(Directive)
Without including the pictures, copy out every line below.

-- BEGIN Provided records --

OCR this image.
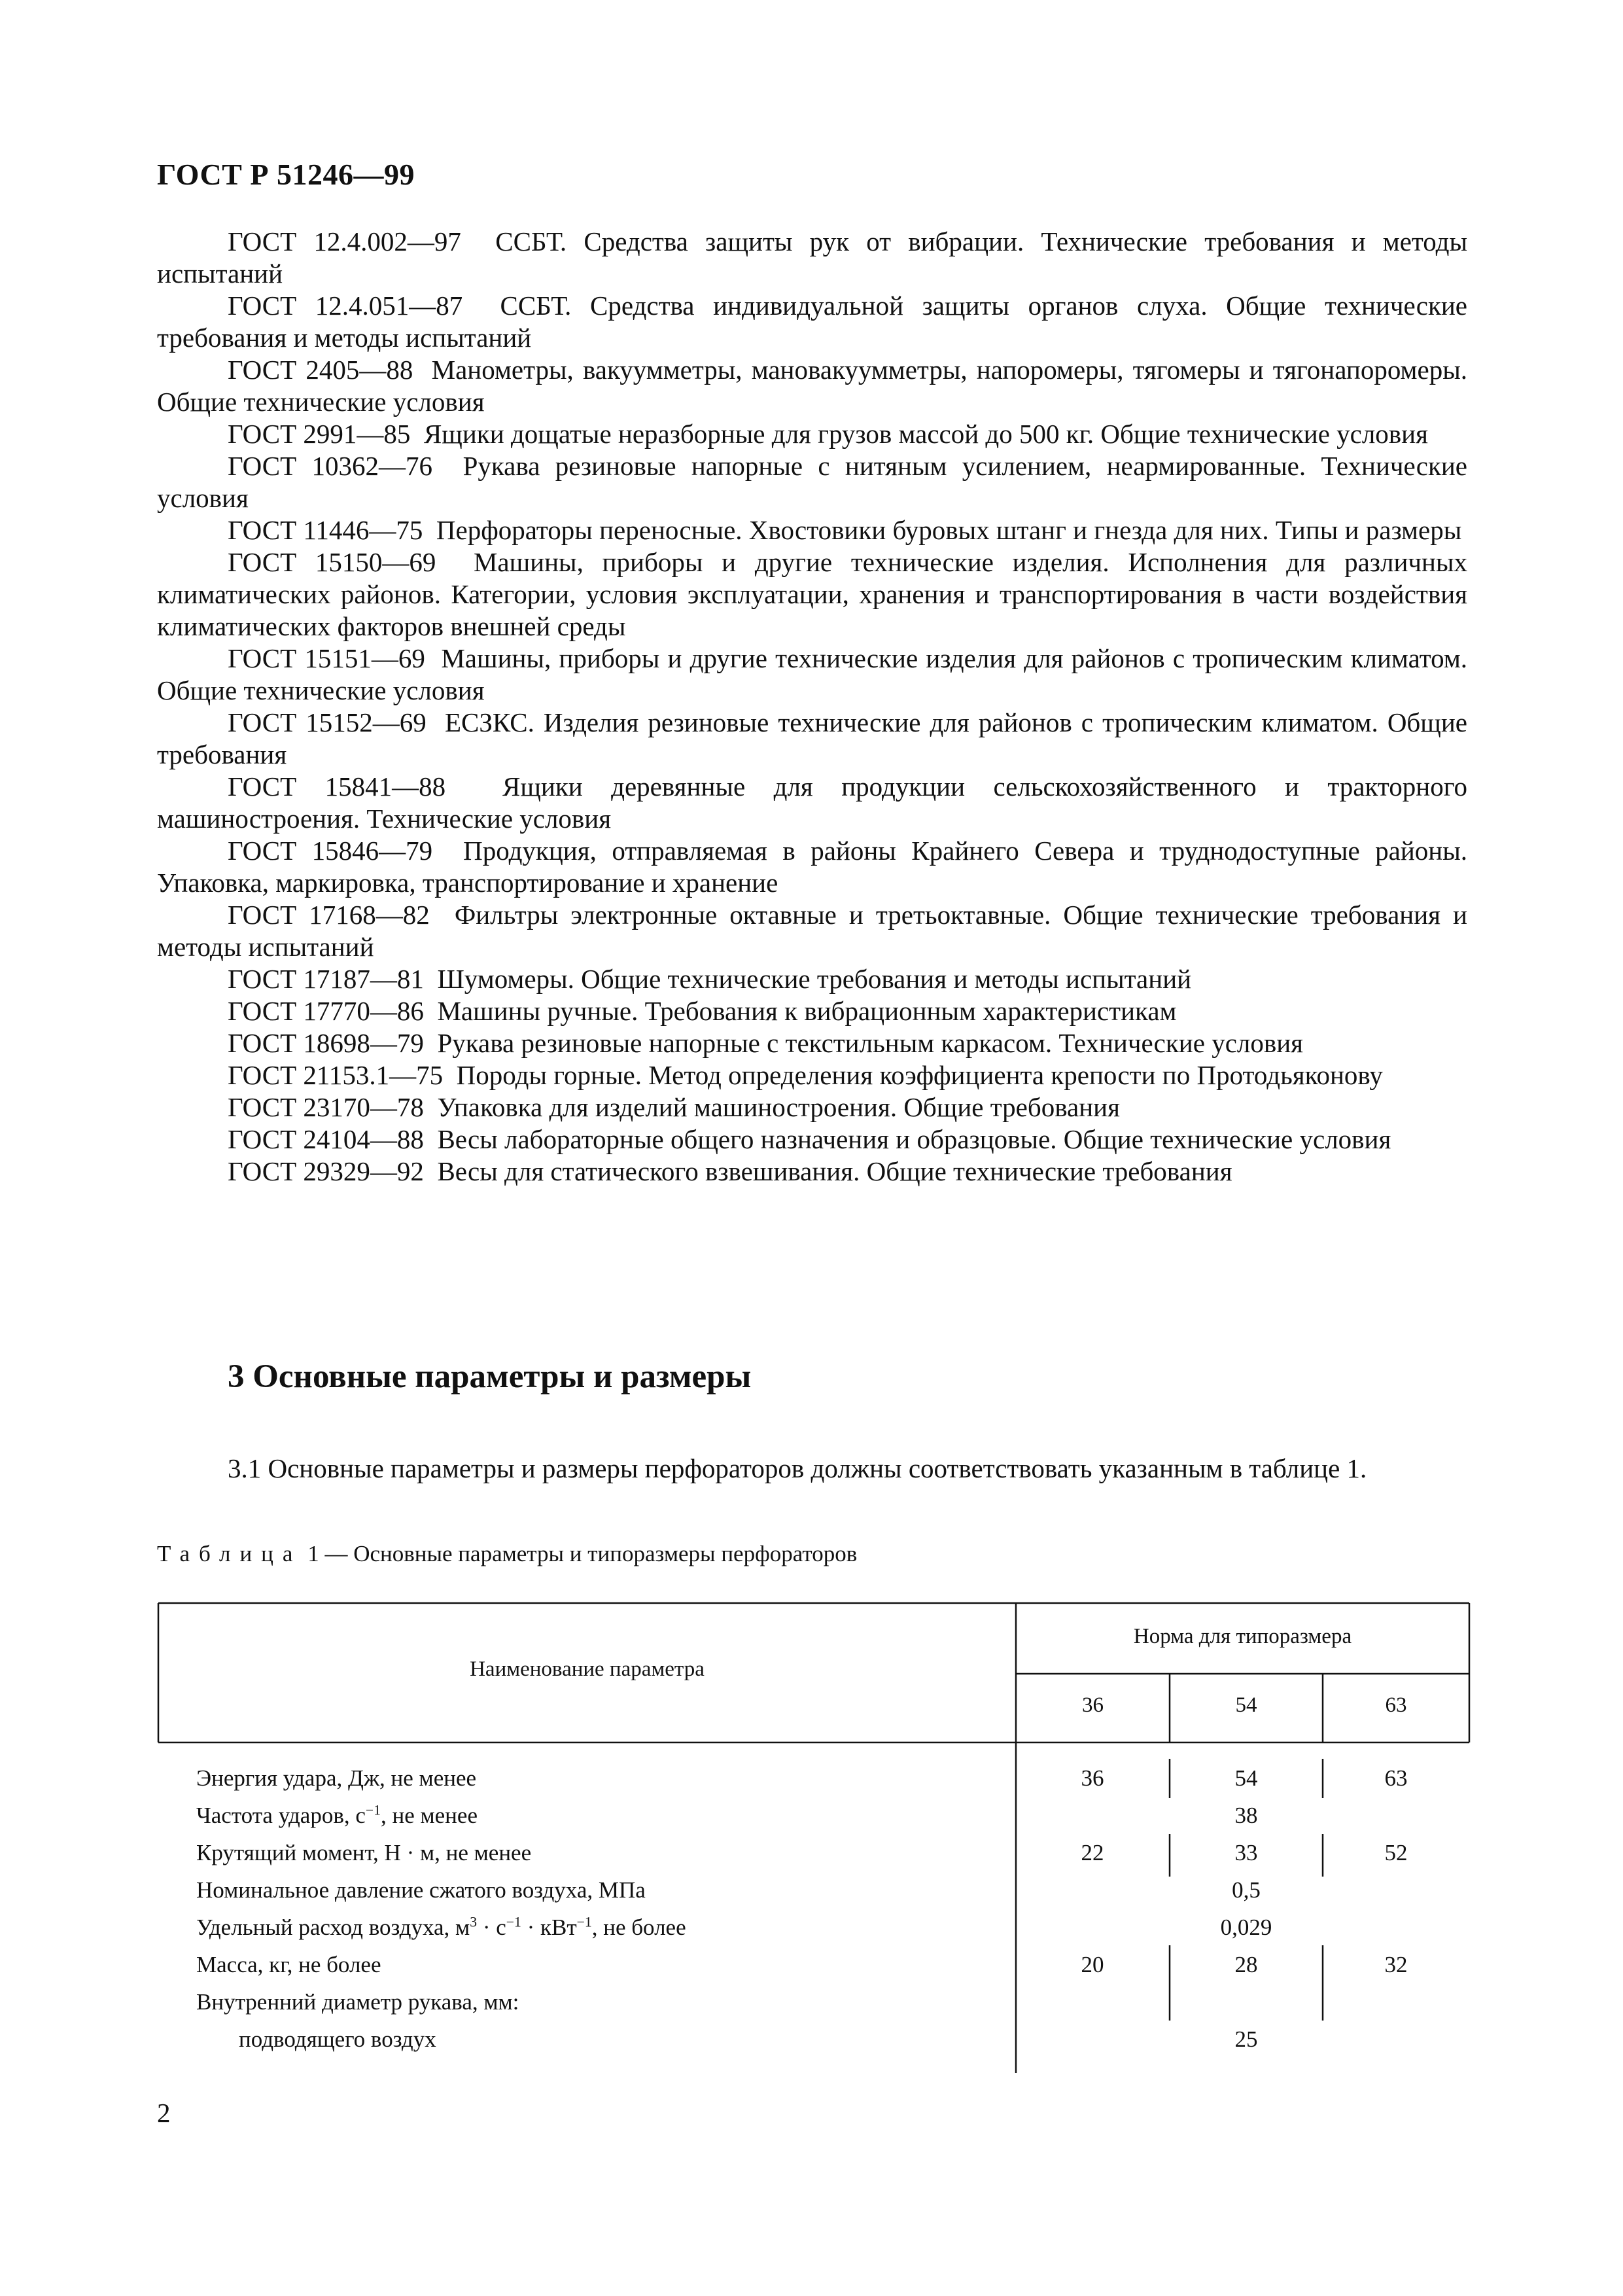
ГОСТ Р 51246—99
ГОСТ 12.4.002—97 ССБТ. Средства защиты рук от вибрации. Технические требования и методы испытаний
ГОСТ 12.4.051—87 ССБТ. Средства индивидуальной защиты органов слуха. Общие технические требования и методы испытаний
ГОСТ 2405—88 Манометры, вакуумметры, мановакуумметры, напоромеры, тягомеры и тягонапоромеры. Общие технические условия
ГОСТ 2991—85 Ящики дощатые неразборные для грузов массой до 500 кг. Общие технические условия
ГОСТ 10362—76 Рукава резиновые напорные с нитяным усилением, неармированные. Технические условия
ГОСТ 11446—75 Перфораторы переносные. Хвостовики буровых штанг и гнезда для них. Типы и размеры
ГОСТ 15150—69 Машины, приборы и другие технические изделия. Исполнения для различных климатических районов. Категории, условия эксплуатации, хранения и транспортирования в части воздействия климатических факторов внешней среды
ГОСТ 15151—69 Машины, приборы и другие технические изделия для районов с тропическим климатом. Общие технические условия
ГОСТ 15152—69 ЕСЗКС. Изделия резиновые технические для районов с тропическим климатом. Общие требования
ГОСТ 15841—88 Ящики деревянные для продукции сельскохозяйственного и тракторного машиностроения. Технические условия
ГОСТ 15846—79 Продукция, отправляемая в районы Крайнего Севера и труднодоступные районы. Упаковка, маркировка, транспортирование и хранение
ГОСТ 17168—82 Фильтры электронные октавные и третьоктавные. Общие технические требования и методы испытаний
ГОСТ 17187—81 Шумомеры. Общие технические требования и методы испытаний
ГОСТ 17770—86 Машины ручные. Требования к вибрационным характеристикам
ГОСТ 18698—79 Рукава резиновые напорные с текстильным каркасом. Технические условия
ГОСТ 21153.1—75 Породы горные. Метод определения коэффициента крепости по Протодьяконову
ГОСТ 23170—78 Упаковка для изделий машиностроения. Общие требования
ГОСТ 24104—88 Весы лабораторные общего назначения и образцовые. Общие технические условия
ГОСТ 29329—92 Весы для статического взвешивания. Общие технические требования
3 Основные параметры и размеры
3.1 Основные параметры и размеры перфораторов должны соответствовать указанным в таблице 1.
Таблица 1 — Основные параметры и типоразмеры перфораторов
Наименование параметра
Норма для типоразмера
36	54	63
Энергия удара, Дж, не менее	36	54	63
Частота ударов, $с^{-1}$, не менее	38
Крутящий момент, Н · м, не менее	22	33	52
Номинальное давление сжатого воздуха, МПа	0,5
Удельный расход воздуха, $м^3 \cdot с^{-1} \cdot кВт^{-1}$, не более	0,029
Масса, кг, не более	20	28	32
Внутренний диаметр рукава, мм:
подводящего воздух	25
2
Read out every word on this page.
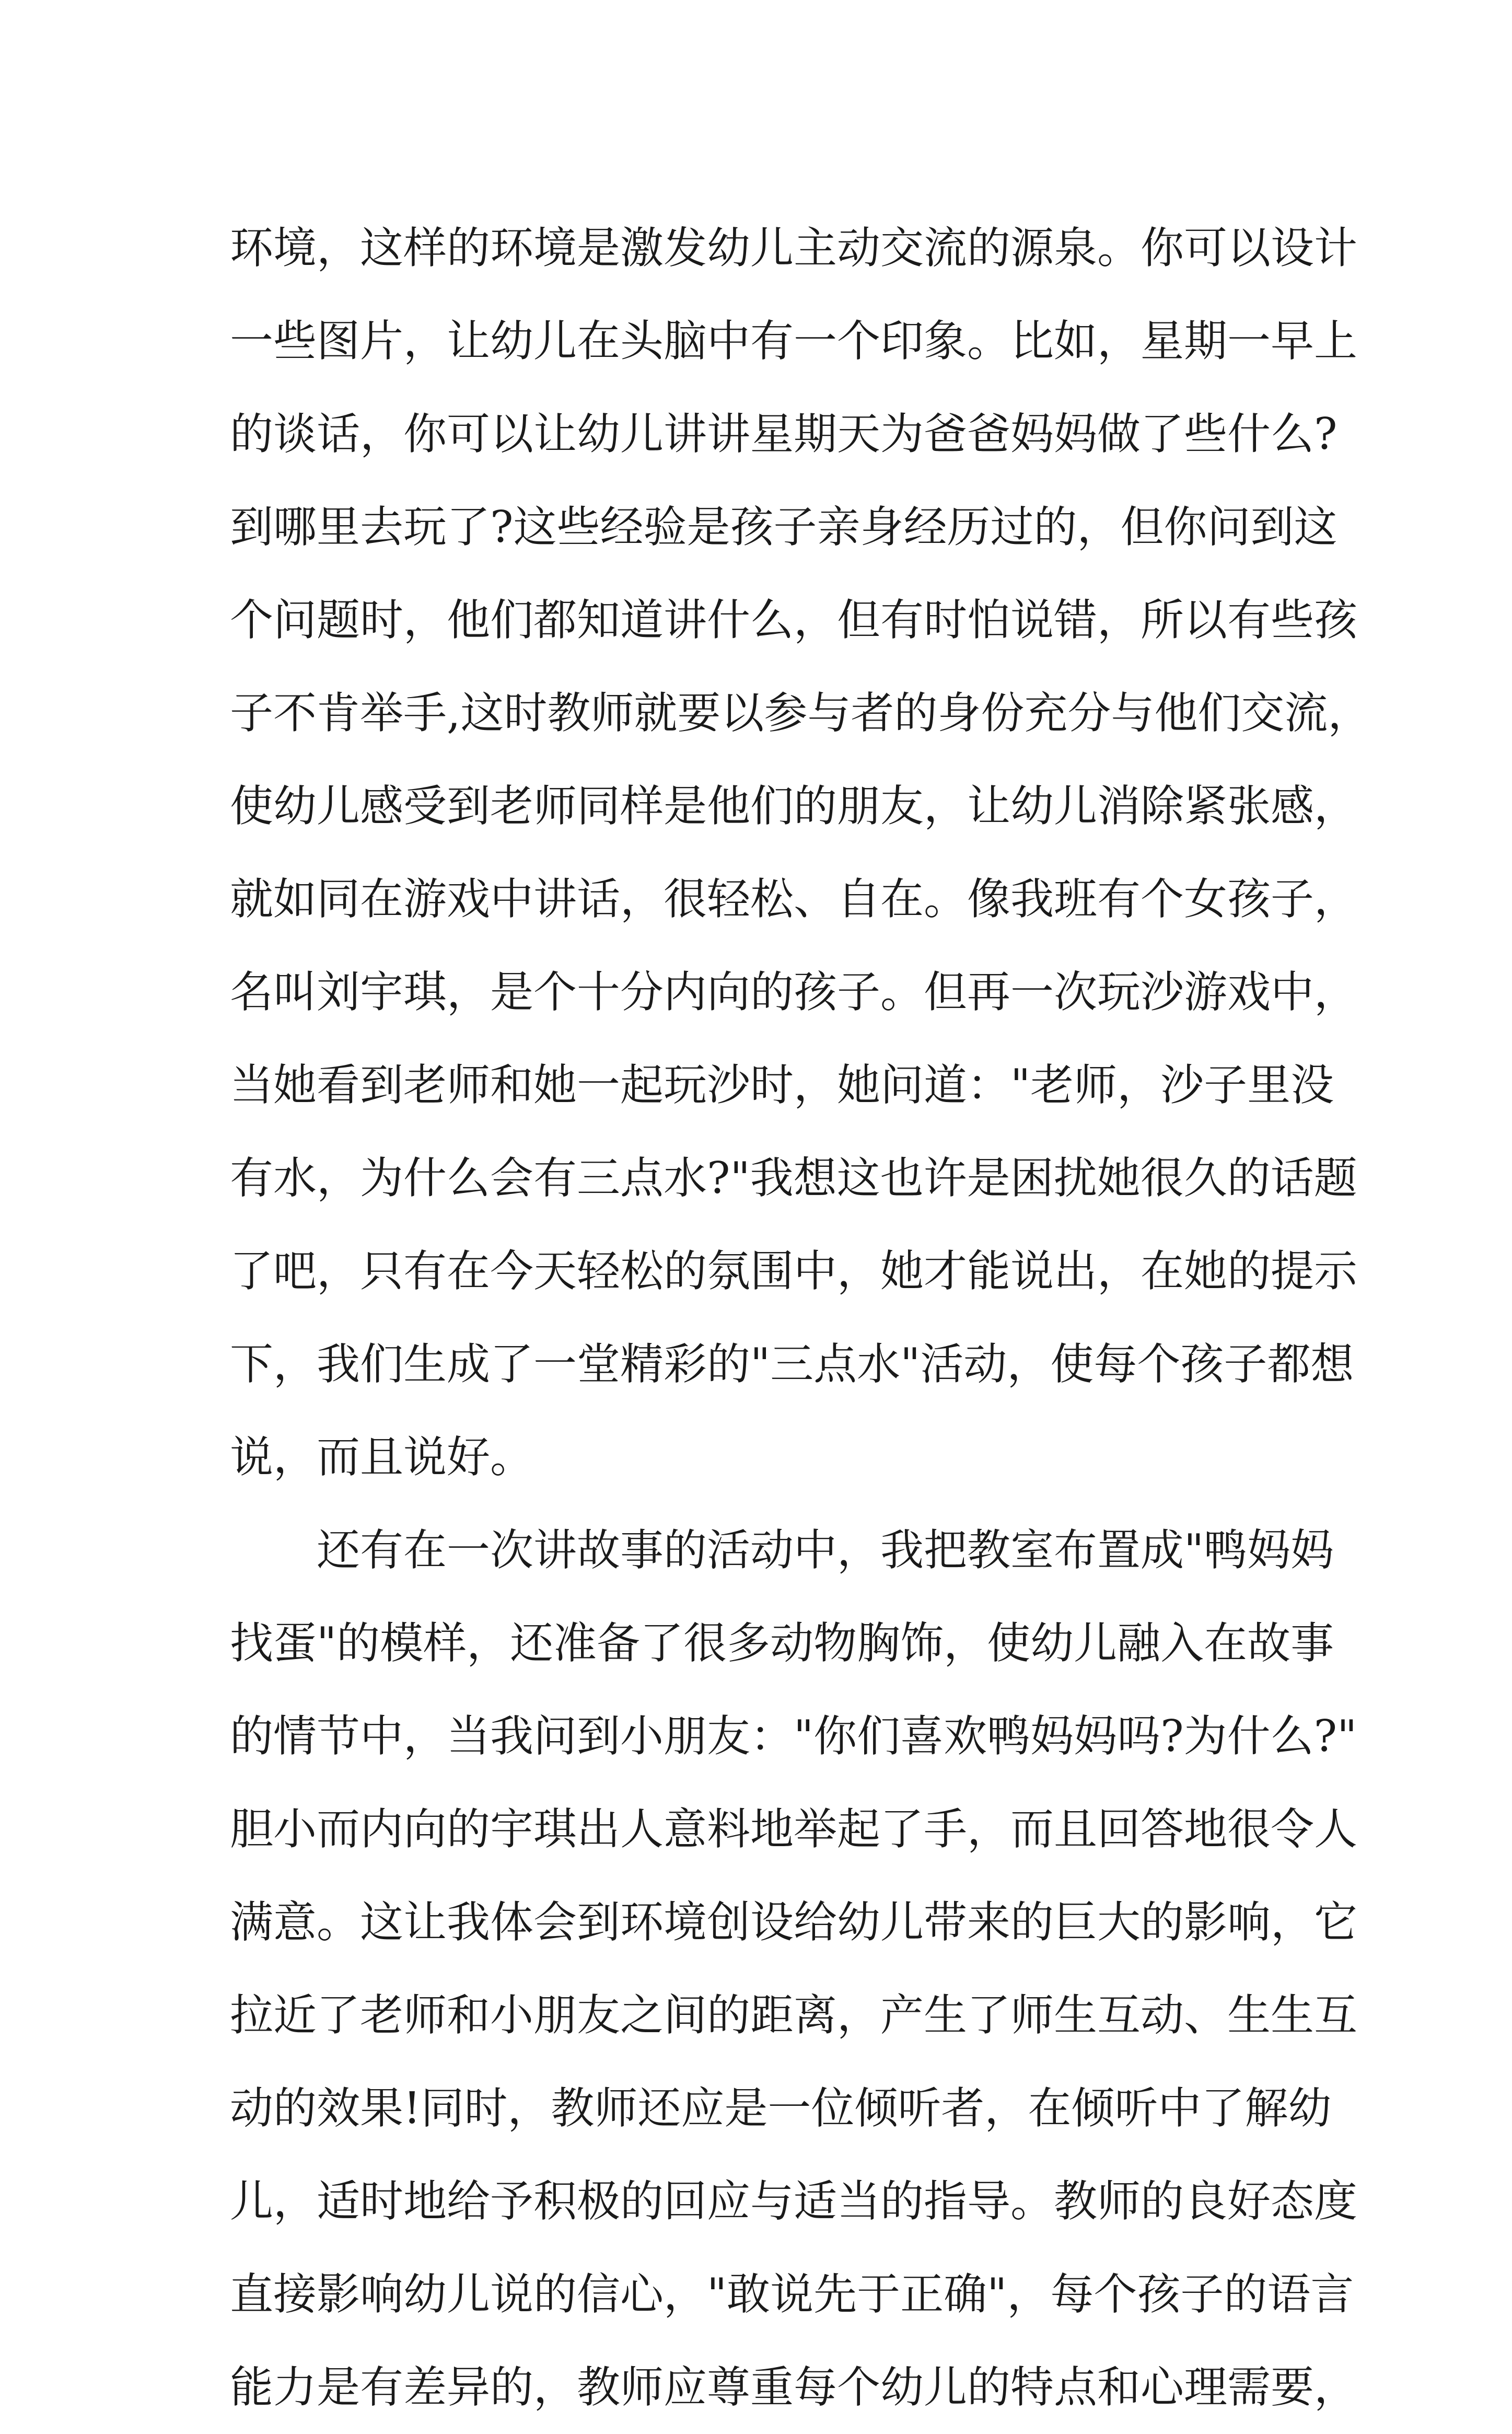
环境，这样的环境是激发幼儿主动交流的源泉。你可以设计
一些图片，让幼儿在头脑中有一个印象。比如，星期一早上
的谈话，你可以让幼儿讲讲星期天为爸爸妈妈做了些什么?
到哪里去玩了?这些经验是孩子亲身经历过的，但你问到这
个问题时，他们都知道讲什么，但有时怕说错，所以有些孩
子不肯举手,这时教师就要以参与者的身份充分与他们交流，
使幼儿感受到老师同样是他们的朋友，让幼儿消除紧张感，
就如同在游戏中讲话，很轻松、自在。像我班有个女孩子，
名叫刘宇琪，是个十分内向的孩子。但再一次玩沙游戏中，
当她看到老师和她一起玩沙时，她问道："老师，沙子里没
有水，为什么会有三点水?"我想这也许是困扰她很久的话题
了吧，只有在今天轻松的氛围中，她才能说出，在她的提示
下，我们生成了一堂精彩的"三点水"活动，使每个孩子都想
说，而且说好。
还有在一次讲故事的活动中，我把教室布置成"鸭妈妈
找蛋"的模样，还准备了很多动物胸饰，使幼儿融入在故事
的情节中，当我问到小朋友："你们喜欢鸭妈妈吗?为什么?"
胆小而内向的宇琪出人意料地举起了手，而且回答地很令人
满意。这让我体会到环境创设给幼儿带来的巨大的影响，它
拉近了老师和小朋友之间的距离，产生了师生互动、生生互
动的效果!同时，教师还应是一位倾听者，在倾听中了解幼
儿，适时地给予积极的回应与适当的指导。教师的良好态度
直接影响幼儿说的信心，"敢说先于正确"，每个孩子的语言
能力是有差异的，教师应尊重每个幼儿的特点和心理需要，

-- END Provided records --

(Output of the task)
OCR this image.
ГОСТ Р 51246—99
ГОСТ 12.4.002—97 ССБТ. Средства защиты рук от вибрации. Технические требования и методы испытаний
ГОСТ 12.4.051—87 ССБТ. Средства индивидуальной защиты органов слуха. Общие технические требования и методы испытаний
ГОСТ 2405—88 Манометры, вакуумметры, мановакуумметры, напоромеры, тягомеры и тягонапоромеры. Общие технические условия
ГОСТ 2991—85 Ящики дощатые неразборные для грузов массой до 500 кг. Общие технические условия
ГОСТ 10362—76 Рукава резиновые напорные с нитяным усилением, неармированные. Технические условия
ГОСТ 11446—75 Перфораторы переносные. Хвостовики буровых штанг и гнезда для них. Типы и размеры
ГОСТ 15150—69 Машины, приборы и другие технические изделия. Исполнения для различных климатических районов. Категории, условия эксплуатации, хранения и транспортирования в части воздействия климатических факторов внешней среды
ГОСТ 15151—69 Машины, приборы и другие технические изделия для районов с тропическим климатом. Общие технические условия
ГОСТ 15152—69 ЕСЗКС. Изделия резиновые технические для районов с тропическим климатом. Общие требования
ГОСТ 15841—88 Ящики деревянные для продукции сельскохозяйственного и тракторного машиностроения. Технические условия
ГОСТ 15846—79 Продукция, отправляемая в районы Крайнего Севера и труднодоступные районы. Упаковка, маркировка, транспортирование и хранение
ГОСТ 17168—82 Фильтры электронные октавные и третьоктавные. Общие технические требования и методы испытаний
ГОСТ 17187—81 Шумомеры. Общие технические требования и методы испытаний
ГОСТ 17770—86 Машины ручные. Требования к вибрационным характеристикам
ГОСТ 18698—79 Рукава резиновые напорные с текстильным каркасом. Технические условия
ГОСТ 21153.1—75 Породы горные. Метод определения коэффициента крепости по Протодьяконову
ГОСТ 23170—78 Упаковка для изделий машиностроения. Общие требования
ГОСТ 24104—88 Весы лабораторные общего назначения и образцовые. Общие технические условия
ГОСТ 29329—92 Весы для статического взвешивания. Общие технические требования
3 Основные параметры и размеры
3.1 Основные параметры и размеры перфораторов должны соответствовать указанным в таблице 1.
Таблица 1 — Основные параметры и типоразмеры перфораторов
Наименование параметра
Норма для типоразмера
36	54	63
Энергия удара, Дж, не менее	36	54	63
Частота ударов, $с^{-1}$, не менее	38
Крутящий момент, Н · м, не менее	22	33	52
Номинальное давление сжатого воздуха, МПа	0,5
Удельный расход воздуха, $м^3 \cdot с^{-1} \cdot кВт^{-1}$, не более	0,029
Масса, кг, не более	20	28	32
Внутренний диаметр рукава, мм:
подводящего воздух	25
2
Read out every word on this page.
环境，这样的环境是激发幼儿主动交流的源泉。你可以设计
一些图片，让幼儿在头脑中有一个印象。比如，星期一早上
的谈话，你可以让幼儿讲讲星期天为爸爸妈妈做了些什么?
到哪里去玩了?这些经验是孩子亲身经历过的，但你问到这
个问题时，他们都知道讲什么，但有时怕说错，所以有些孩
子不肯举手,这时教师就要以参与者的身份充分与他们交流，
使幼儿感受到老师同样是他们的朋友，让幼儿消除紧张感，
就如同在游戏中讲话，很轻松、自在。像我班有个女孩子，
名叫刘宇琪，是个十分内向的孩子。但再一次玩沙游戏中，
当她看到老师和她一起玩沙时，她问道："老师，沙子里没
有水，为什么会有三点水?"我想这也许是困扰她很久的话题
了吧，只有在今天轻松的氛围中，她才能说出，在她的提示
下，我们生成了一堂精彩的"三点水"活动，使每个孩子都想
说，而且说好。
还有在一次讲故事的活动中，我把教室布置成"鸭妈妈
找蛋"的模样，还准备了很多动物胸饰，使幼儿融入在故事
的情节中，当我问到小朋友："你们喜欢鸭妈妈吗?为什么?"
胆小而内向的宇琪出人意料地举起了手，而且回答地很令人
满意。这让我体会到环境创设给幼儿带来的巨大的影响，它
拉近了老师和小朋友之间的距离，产生了师生互动、生生互
动的效果!同时，教师还应是一位倾听者，在倾听中了解幼
儿，适时地给予积极的回应与适当的指导。教师的良好态度
直接影响幼儿说的信心，"敢说先于正确"，每个孩子的语言
能力是有差异的，教师应尊重每个幼儿的特点和心理需要，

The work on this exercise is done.